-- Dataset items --
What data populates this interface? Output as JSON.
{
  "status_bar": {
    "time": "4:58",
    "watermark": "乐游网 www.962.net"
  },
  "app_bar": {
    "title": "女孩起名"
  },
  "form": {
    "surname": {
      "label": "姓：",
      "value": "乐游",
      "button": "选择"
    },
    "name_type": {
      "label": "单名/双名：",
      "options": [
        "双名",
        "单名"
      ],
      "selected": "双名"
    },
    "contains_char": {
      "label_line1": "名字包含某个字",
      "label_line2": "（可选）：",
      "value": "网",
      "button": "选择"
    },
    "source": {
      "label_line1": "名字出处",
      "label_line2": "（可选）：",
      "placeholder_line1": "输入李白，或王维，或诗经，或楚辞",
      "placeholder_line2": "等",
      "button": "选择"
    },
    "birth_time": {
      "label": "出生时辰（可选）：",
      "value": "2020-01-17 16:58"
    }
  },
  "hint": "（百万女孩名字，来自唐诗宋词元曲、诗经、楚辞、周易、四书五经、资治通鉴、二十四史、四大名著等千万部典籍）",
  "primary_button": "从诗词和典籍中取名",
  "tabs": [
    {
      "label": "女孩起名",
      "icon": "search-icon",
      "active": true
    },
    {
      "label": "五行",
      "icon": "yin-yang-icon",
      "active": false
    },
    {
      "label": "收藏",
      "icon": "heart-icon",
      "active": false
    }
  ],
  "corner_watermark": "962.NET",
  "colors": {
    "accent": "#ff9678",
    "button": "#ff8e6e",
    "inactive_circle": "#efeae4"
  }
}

-- EXERCISE --
Give the listing above again, word for word.

-- TASK OUTPUT --
What data populates this interface? Output as JSON.
{
  "status_bar": {
    "time": "4:58",
    "watermark": "乐游网 www.962.net"
  },
  "app_bar": {
    "title": "女孩起名"
  },
  "form": {
    "surname": {
      "label": "姓：",
      "value": "乐游",
      "button": "选择"
    },
    "name_type": {
      "label": "单名/双名：",
      "options": [
        "双名",
        "单名"
      ],
      "selected": "双名"
    },
    "contains_char": {
      "label_line1": "名字包含某个字",
      "label_line2": "（可选）：",
      "value": "网",
      "button": "选择"
    },
    "source": {
      "label_line1": "名字出处",
      "label_line2": "（可选）：",
      "placeholder_line1": "输入李白，或王维，或诗经，或楚辞",
      "placeholder_line2": "等",
      "button": "选择"
    },
    "birth_time": {
      "label": "出生时辰（可选）：",
      "value": "2020-01-17 16:58"
    }
  },
  "hint": "（百万女孩名字，来自唐诗宋词元曲、诗经、楚辞、周易、四书五经、资治通鉴、二十四史、四大名著等千万部典籍）",
  "primary_button": "从诗词和典籍中取名",
  "tabs": [
    {
      "label": "女孩起名",
      "icon": "search-icon",
      "active": true
    },
    {
      "label": "五行",
      "icon": "yin-yang-icon",
      "active": false
    },
    {
      "label": "收藏",
      "icon": "heart-icon",
      "active": false
    }
  ],
  "corner_watermark": "962.NET",
  "colors": {
    "accent": "#ff9678",
    "button": "#ff8e6e",
    "inactive_circle": "#efeae4"
  }
}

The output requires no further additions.